Will you output the entries below exactly, skipping every image they contain?

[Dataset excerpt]
◆ ◆ ◆ ◆ ◆

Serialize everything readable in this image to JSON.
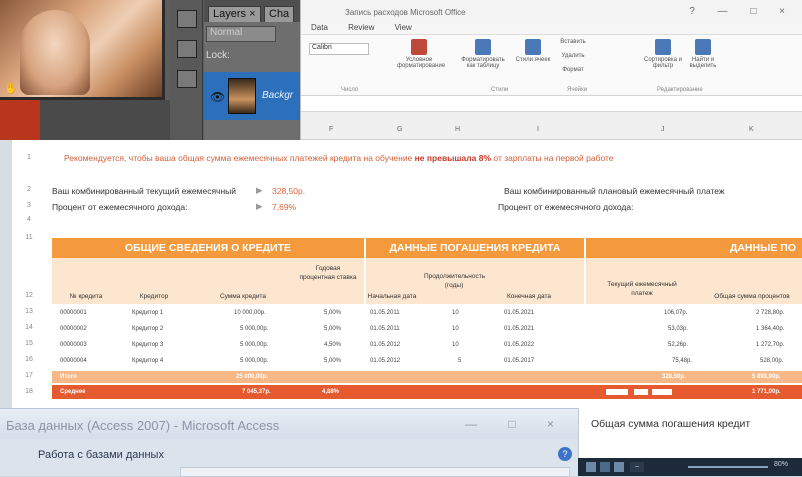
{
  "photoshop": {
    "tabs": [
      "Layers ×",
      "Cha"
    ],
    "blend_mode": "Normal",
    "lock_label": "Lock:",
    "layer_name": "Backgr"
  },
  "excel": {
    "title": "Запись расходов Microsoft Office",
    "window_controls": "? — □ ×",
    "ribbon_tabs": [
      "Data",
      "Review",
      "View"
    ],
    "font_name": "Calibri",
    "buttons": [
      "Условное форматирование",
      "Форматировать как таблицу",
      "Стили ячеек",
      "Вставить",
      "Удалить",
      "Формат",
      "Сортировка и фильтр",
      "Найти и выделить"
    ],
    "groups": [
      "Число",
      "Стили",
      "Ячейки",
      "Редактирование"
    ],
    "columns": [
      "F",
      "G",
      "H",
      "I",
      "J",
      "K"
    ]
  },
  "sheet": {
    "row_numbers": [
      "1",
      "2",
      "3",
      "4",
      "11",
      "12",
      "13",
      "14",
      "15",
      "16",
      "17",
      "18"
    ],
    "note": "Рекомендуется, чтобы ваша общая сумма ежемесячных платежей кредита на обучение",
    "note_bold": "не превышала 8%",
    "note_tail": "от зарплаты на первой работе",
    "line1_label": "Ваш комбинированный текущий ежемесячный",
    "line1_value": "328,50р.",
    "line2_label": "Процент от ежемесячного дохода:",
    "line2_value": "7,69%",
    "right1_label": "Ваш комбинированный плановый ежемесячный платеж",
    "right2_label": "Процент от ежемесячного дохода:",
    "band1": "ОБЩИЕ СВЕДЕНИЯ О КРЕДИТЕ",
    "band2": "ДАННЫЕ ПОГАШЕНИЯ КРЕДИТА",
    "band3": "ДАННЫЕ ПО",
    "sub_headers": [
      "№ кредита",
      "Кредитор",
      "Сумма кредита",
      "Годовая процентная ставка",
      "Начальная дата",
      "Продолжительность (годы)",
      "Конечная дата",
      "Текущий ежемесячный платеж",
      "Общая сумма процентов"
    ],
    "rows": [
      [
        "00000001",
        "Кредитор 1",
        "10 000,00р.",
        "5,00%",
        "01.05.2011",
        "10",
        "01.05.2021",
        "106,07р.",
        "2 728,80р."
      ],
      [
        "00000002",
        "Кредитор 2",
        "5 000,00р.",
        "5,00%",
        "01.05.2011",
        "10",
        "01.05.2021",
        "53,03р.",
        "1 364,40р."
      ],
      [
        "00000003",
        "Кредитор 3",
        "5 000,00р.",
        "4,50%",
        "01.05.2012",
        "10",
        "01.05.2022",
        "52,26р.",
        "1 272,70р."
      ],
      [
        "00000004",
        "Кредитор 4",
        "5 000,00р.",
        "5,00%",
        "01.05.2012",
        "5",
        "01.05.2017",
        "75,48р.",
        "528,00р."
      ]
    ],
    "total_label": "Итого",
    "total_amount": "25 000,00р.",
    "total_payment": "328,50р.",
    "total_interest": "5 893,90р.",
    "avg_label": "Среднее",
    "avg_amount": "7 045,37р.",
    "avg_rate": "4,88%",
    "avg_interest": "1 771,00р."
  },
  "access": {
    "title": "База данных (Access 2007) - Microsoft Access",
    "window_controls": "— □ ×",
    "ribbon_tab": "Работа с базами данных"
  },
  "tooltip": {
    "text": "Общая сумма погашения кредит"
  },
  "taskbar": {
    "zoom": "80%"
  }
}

◆ ◆ ◆ ◆ ◆

EXERCISE OUTPUT:
Serialize everything readable in this image to JSON.
{
  "photoshop": {
    "tabs": [
      "Layers ×",
      "Cha"
    ],
    "blend_mode": "Normal",
    "lock_label": "Lock:",
    "layer_name": "Backgr"
  },
  "excel": {
    "title": "Запись расходов Microsoft Office",
    "window_controls": "? — □ ×",
    "ribbon_tabs": [
      "Data",
      "Review",
      "View"
    ],
    "font_name": "Calibri",
    "buttons": [
      "Условное форматирование",
      "Форматировать как таблицу",
      "Стили ячеек",
      "Вставить",
      "Удалить",
      "Формат",
      "Сортировка и фильтр",
      "Найти и выделить"
    ],
    "groups": [
      "Число",
      "Стили",
      "Ячейки",
      "Редактирование"
    ],
    "columns": [
      "F",
      "G",
      "H",
      "I",
      "J",
      "K"
    ]
  },
  "sheet": {
    "row_numbers": [
      "1",
      "2",
      "3",
      "4",
      "11",
      "12",
      "13",
      "14",
      "15",
      "16",
      "17",
      "18"
    ],
    "note": "Рекомендуется, чтобы ваша общая сумма ежемесячных платежей кредита на обучение",
    "note_bold": "не превышала 8%",
    "note_tail": "от зарплаты на первой работе",
    "line1_label": "Ваш комбинированный текущий ежемесячный",
    "line1_value": "328,50р.",
    "line2_label": "Процент от ежемесячного дохода:",
    "line2_value": "7,69%",
    "right1_label": "Ваш комбинированный плановый ежемесячный платеж",
    "right2_label": "Процент от ежемесячного дохода:",
    "band1": "ОБЩИЕ СВЕДЕНИЯ О КРЕДИТЕ",
    "band2": "ДАННЫЕ ПОГАШЕНИЯ КРЕДИТА",
    "band3": "ДАННЫЕ ПО",
    "sub_headers": [
      "№ кредита",
      "Кредитор",
      "Сумма кредита",
      "Годовая процентная ставка",
      "Начальная дата",
      "Продолжительность (годы)",
      "Конечная дата",
      "Текущий ежемесячный платеж",
      "Общая сумма процентов"
    ],
    "rows": [
      [
        "00000001",
        "Кредитор 1",
        "10 000,00р.",
        "5,00%",
        "01.05.2011",
        "10",
        "01.05.2021",
        "106,07р.",
        "2 728,80р."
      ],
      [
        "00000002",
        "Кредитор 2",
        "5 000,00р.",
        "5,00%",
        "01.05.2011",
        "10",
        "01.05.2021",
        "53,03р.",
        "1 364,40р."
      ],
      [
        "00000003",
        "Кредитор 3",
        "5 000,00р.",
        "4,50%",
        "01.05.2012",
        "10",
        "01.05.2022",
        "52,26р.",
        "1 272,70р."
      ],
      [
        "00000004",
        "Кредитор 4",
        "5 000,00р.",
        "5,00%",
        "01.05.2012",
        "5",
        "01.05.2017",
        "75,48р.",
        "528,00р."
      ]
    ],
    "total_label": "Итого",
    "total_amount": "25 000,00р.",
    "total_payment": "328,50р.",
    "total_interest": "5 893,90р.",
    "avg_label": "Среднее",
    "avg_amount": "7 045,37р.",
    "avg_rate": "4,88%",
    "avg_interest": "1 771,00р."
  },
  "access": {
    "title": "База данных (Access 2007) - Microsoft Access",
    "window_controls": "— □ ×",
    "ribbon_tab": "Работа с базами данных"
  },
  "tooltip": {
    "text": "Общая сумма погашения кредит"
  },
  "taskbar": {
    "zoom": "80%"
  }
}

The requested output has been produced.